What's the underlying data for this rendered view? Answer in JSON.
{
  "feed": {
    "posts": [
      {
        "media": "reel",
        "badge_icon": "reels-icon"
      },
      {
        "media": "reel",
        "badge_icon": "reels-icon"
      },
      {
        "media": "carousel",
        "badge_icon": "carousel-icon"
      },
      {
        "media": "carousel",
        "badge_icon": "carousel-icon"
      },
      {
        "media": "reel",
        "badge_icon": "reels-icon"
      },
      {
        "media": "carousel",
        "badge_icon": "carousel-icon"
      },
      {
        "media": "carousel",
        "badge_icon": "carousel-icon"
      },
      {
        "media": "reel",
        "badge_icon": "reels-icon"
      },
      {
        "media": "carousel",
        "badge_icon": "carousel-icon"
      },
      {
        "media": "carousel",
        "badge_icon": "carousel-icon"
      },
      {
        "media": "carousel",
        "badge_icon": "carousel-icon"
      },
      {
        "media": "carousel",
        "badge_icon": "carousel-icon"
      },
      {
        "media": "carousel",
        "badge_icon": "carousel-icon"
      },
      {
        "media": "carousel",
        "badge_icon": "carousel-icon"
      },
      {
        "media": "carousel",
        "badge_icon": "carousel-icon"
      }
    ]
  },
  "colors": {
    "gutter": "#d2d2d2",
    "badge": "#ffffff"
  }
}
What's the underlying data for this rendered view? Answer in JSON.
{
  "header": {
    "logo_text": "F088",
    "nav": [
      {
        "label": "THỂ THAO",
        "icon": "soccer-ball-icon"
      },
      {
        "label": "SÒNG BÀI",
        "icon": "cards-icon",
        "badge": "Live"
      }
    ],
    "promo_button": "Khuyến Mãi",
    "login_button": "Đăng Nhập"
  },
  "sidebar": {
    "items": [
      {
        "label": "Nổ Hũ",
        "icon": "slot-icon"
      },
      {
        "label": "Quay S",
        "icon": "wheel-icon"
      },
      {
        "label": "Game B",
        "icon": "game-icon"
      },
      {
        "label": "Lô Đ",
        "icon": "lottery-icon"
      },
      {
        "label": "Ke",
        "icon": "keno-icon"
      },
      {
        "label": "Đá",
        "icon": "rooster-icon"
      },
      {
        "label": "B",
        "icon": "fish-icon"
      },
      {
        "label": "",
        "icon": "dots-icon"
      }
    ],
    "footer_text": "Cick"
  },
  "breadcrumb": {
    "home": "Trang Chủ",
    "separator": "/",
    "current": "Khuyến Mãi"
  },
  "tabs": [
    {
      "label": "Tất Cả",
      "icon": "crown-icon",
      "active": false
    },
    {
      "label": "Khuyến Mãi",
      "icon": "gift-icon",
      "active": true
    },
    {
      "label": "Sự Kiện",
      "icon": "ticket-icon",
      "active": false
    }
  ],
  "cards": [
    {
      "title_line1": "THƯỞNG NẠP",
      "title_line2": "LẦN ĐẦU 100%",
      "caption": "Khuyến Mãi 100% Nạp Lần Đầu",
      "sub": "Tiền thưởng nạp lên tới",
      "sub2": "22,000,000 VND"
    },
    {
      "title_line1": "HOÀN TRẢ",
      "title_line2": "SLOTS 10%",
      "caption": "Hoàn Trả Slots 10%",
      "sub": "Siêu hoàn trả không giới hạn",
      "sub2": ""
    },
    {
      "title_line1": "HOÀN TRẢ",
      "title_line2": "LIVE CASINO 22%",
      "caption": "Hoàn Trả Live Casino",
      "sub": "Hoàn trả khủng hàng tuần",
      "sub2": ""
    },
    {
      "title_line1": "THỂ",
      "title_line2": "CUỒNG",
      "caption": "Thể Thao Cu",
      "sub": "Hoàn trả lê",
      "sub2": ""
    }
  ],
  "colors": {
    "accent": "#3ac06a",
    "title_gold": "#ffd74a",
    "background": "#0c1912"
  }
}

**Problem requirements**
Nothing may be left out: return each entry exactly as it reads.

**Solution for this task**
What's the underlying data for this rendered view? Answer in JSON.
{
  "feed": {
    "posts": [
      {
        "media": "reel",
        "badge_icon": "reels-icon"
      },
      {
        "media": "reel",
        "badge_icon": "reels-icon"
      },
      {
        "media": "carousel",
        "badge_icon": "carousel-icon"
      },
      {
        "media": "carousel",
        "badge_icon": "carousel-icon"
      },
      {
        "media": "reel",
        "badge_icon": "reels-icon"
      },
      {
        "media": "carousel",
        "badge_icon": "carousel-icon"
      },
      {
        "media": "carousel",
        "badge_icon": "carousel-icon"
      },
      {
        "media": "reel",
        "badge_icon": "reels-icon"
      },
      {
        "media": "carousel",
        "badge_icon": "carousel-icon"
      },
      {
        "media": "carousel",
        "badge_icon": "carousel-icon"
      },
      {
        "media": "carousel",
        "badge_icon": "carousel-icon"
      },
      {
        "media": "carousel",
        "badge_icon": "carousel-icon"
      },
      {
        "media": "carousel",
        "badge_icon": "carousel-icon"
      },
      {
        "media": "carousel",
        "badge_icon": "carousel-icon"
      },
      {
        "media": "carousel",
        "badge_icon": "carousel-icon"
      }
    ]
  },
  "colors": {
    "gutter": "#d2d2d2",
    "badge": "#ffffff"
  }
}
What's the underlying data for this rendered view? Answer in JSON.
{
  "header": {
    "logo_text": "F088",
    "nav": [
      {
        "label": "THỂ THAO",
        "icon": "soccer-ball-icon"
      },
      {
        "label": "SÒNG BÀI",
        "icon": "cards-icon",
        "badge": "Live"
      }
    ],
    "promo_button": "Khuyến Mãi",
    "login_button": "Đăng Nhập"
  },
  "sidebar": {
    "items": [
      {
        "label": "Nổ Hũ",
        "icon": "slot-icon"
      },
      {
        "label": "Quay S",
        "icon": "wheel-icon"
      },
      {
        "label": "Game B",
        "icon": "game-icon"
      },
      {
        "label": "Lô Đ",
        "icon": "lottery-icon"
      },
      {
        "label": "Ke",
        "icon": "keno-icon"
      },
      {
        "label": "Đá",
        "icon": "rooster-icon"
      },
      {
        "label": "B",
        "icon": "fish-icon"
      },
      {
        "label": "",
        "icon": "dots-icon"
      }
    ],
    "footer_text": "Cick"
  },
  "breadcrumb": {
    "home": "Trang Chủ",
    "separator": "/",
    "current": "Khuyến Mãi"
  },
  "tabs": [
    {
      "label": "Tất Cả",
      "icon": "crown-icon",
      "active": false
    },
    {
      "label": "Khuyến Mãi",
      "icon": "gift-icon",
      "active": true
    },
    {
      "label": "Sự Kiện",
      "icon": "ticket-icon",
      "active": false
    }
  ],
  "cards": [
    {
      "title_line1": "THƯỞNG NẠP",
      "title_line2": "LẦN ĐẦU 100%",
      "caption": "Khuyến Mãi 100% Nạp Lần Đầu",
      "sub": "Tiền thưởng nạp lên tới",
      "sub2": "22,000,000 VND"
    },
    {
      "title_line1": "HOÀN TRẢ",
      "title_line2": "SLOTS 10%",
      "caption": "Hoàn Trả Slots 10%",
      "sub": "Siêu hoàn trả không giới hạn",
      "sub2": ""
    },
    {
      "title_line1": "HOÀN TRẢ",
      "title_line2": "LIVE CASINO 22%",
      "caption": "Hoàn Trả Live Casino",
      "sub": "Hoàn trả khủng hàng tuần",
      "sub2": ""
    },
    {
      "title_line1": "THỂ",
      "title_line2": "CUỒNG",
      "caption": "Thể Thao Cu",
      "sub": "Hoàn trả lê",
      "sub2": ""
    }
  ],
  "colors": {
    "accent": "#3ac06a",
    "title_gold": "#ffd74a",
    "background": "#0c1912"
  }
}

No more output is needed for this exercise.